**WHAT IS NEEDED**
Find the lines with "stejně" in them and copy them out.

**Collected data**
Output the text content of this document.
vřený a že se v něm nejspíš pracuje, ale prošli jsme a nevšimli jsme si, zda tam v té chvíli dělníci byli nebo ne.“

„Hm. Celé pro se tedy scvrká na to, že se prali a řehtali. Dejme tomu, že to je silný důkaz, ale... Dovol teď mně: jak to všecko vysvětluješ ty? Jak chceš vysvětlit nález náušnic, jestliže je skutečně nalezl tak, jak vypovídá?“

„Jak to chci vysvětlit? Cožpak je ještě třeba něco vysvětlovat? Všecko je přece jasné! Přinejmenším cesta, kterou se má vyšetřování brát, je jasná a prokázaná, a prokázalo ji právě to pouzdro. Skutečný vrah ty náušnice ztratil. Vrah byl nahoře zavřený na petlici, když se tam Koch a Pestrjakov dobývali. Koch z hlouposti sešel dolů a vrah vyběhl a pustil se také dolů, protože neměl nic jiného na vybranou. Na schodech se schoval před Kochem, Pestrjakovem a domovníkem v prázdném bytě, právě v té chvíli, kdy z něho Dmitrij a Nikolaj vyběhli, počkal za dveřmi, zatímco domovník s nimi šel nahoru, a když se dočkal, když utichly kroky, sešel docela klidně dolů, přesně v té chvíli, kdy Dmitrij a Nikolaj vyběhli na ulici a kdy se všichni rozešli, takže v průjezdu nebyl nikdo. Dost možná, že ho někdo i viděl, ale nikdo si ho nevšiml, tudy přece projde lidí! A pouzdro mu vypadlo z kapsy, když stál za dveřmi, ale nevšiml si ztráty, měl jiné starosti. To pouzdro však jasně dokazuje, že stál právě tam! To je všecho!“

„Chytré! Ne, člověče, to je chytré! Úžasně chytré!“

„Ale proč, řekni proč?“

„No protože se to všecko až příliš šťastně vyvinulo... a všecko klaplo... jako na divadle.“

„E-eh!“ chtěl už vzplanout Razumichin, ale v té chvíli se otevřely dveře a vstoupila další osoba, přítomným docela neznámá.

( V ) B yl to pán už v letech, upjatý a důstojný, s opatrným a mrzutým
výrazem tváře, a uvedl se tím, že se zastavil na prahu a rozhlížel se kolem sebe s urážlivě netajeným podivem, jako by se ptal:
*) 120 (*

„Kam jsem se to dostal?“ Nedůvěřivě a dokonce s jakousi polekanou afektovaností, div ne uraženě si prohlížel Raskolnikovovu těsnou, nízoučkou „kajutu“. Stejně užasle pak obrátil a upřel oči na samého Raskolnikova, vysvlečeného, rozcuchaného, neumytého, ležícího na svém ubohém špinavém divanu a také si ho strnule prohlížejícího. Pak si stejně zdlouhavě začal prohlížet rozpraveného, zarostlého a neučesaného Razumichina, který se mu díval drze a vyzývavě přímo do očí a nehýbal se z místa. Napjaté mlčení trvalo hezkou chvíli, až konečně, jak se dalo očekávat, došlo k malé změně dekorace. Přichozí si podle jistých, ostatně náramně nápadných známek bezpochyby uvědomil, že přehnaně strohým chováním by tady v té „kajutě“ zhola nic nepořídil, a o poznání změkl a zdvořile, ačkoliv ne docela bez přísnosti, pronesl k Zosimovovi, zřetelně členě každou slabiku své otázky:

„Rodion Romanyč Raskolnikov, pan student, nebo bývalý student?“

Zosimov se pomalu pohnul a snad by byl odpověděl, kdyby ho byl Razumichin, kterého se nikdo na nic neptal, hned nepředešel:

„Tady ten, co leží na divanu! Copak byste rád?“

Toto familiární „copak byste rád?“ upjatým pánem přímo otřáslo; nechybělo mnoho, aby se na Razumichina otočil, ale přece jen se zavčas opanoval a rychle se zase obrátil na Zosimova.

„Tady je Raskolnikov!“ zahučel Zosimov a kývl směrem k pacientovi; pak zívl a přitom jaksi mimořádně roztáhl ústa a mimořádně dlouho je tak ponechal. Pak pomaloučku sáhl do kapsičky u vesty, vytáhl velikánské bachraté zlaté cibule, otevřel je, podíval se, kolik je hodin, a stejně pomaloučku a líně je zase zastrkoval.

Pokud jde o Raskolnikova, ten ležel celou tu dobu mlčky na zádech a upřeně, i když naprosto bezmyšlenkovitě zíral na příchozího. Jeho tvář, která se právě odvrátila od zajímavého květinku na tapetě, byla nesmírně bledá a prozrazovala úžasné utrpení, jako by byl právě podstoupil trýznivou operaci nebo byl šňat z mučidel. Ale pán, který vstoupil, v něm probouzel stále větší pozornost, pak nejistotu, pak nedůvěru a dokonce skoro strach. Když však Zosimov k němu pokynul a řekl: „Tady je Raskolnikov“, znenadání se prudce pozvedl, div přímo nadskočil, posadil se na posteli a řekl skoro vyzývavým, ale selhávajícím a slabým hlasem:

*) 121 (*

...

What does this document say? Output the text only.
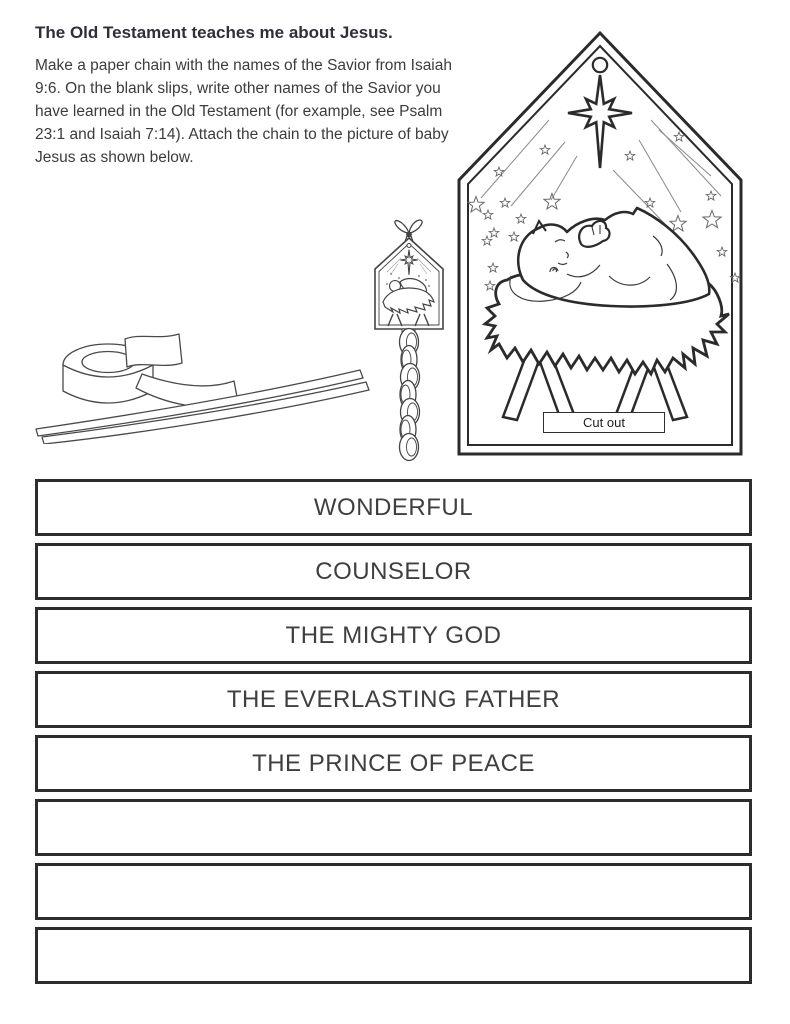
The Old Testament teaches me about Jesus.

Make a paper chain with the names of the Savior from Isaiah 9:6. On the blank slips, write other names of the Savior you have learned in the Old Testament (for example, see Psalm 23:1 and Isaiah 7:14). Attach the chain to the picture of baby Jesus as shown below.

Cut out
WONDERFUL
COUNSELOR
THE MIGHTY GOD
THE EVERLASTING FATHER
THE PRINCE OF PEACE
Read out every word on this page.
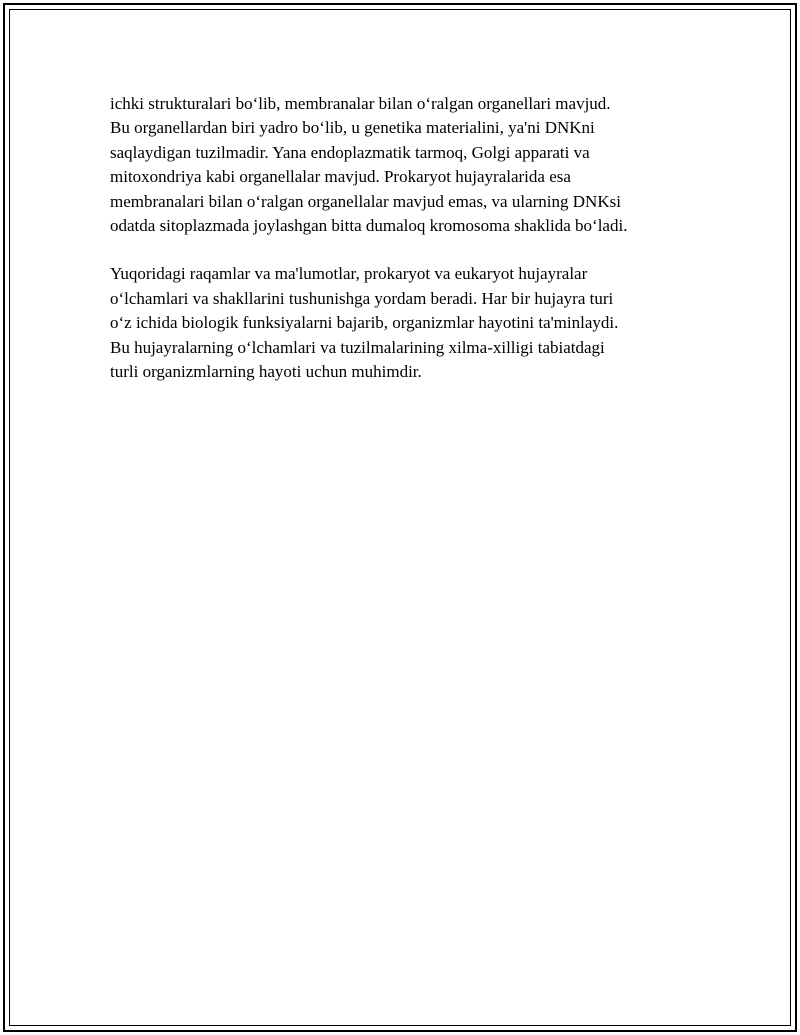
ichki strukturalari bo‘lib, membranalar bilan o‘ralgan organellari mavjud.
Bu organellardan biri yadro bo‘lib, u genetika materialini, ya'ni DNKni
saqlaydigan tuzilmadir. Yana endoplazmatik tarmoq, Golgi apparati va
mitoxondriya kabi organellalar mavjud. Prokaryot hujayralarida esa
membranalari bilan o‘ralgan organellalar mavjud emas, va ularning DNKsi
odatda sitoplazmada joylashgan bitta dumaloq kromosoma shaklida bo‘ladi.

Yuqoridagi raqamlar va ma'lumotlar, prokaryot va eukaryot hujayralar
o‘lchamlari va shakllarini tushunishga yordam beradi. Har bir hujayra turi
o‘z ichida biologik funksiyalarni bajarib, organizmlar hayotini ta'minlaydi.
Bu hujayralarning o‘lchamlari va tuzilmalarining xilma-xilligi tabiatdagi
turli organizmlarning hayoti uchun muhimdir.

**FINISHED EXERCISE**
„Kam jsem se to dostal?“ Nedůvěřivě a dokonce s jakousi polekanou afektovaností, div ne uraženě si prohlížel Raskolnikovovu těsnou, nízoučkou „kajutu“. Stejně užasle pak obrátil a upřel oči na samého Raskolnikova, vysvlečeného, rozcuchaného, neumytého, ležícího na svém ubohém špinavém divanu a také si ho strnule prohlížejícího. Pak si stejně zdlouhavě začal prohlížet rozpraveného, zarostlého a neučesaného Razumichina, který se mu díval drze a vyzývavě přímo do očí a nehýbal se z místa. Napjaté mlčení trvalo hezkou chvíli, až konečně, jak se dalo očekávat, došlo k malé změně dekorace. Přichozí si podle jistých, ostatně náramně nápadných známek bezpochyby uvědomil, že přehnaně strohým chováním by tady v té „kajutě“ zhola nic nepořídil, a o poznání změkl a zdvořile, ačkoliv ne docela bez přísnosti, pronesl k Zosimovovi, zřetelně členě každou slabiku své otázky:
„Tady je Raskolnikov!“ zahučel Zosimov a kývl směrem k pacientovi; pak zívl a přitom jaksi mimořádně roztáhl ústa a mimořádně dlouho je tak ponechal. Pak pomaloučku sáhl do kapsičky u vesty, vytáhl velikánské bachraté zlaté cibule, otevřel je, podíval se, kolik je hodin, a stejně pomaloučku a líně je zase zastrkoval.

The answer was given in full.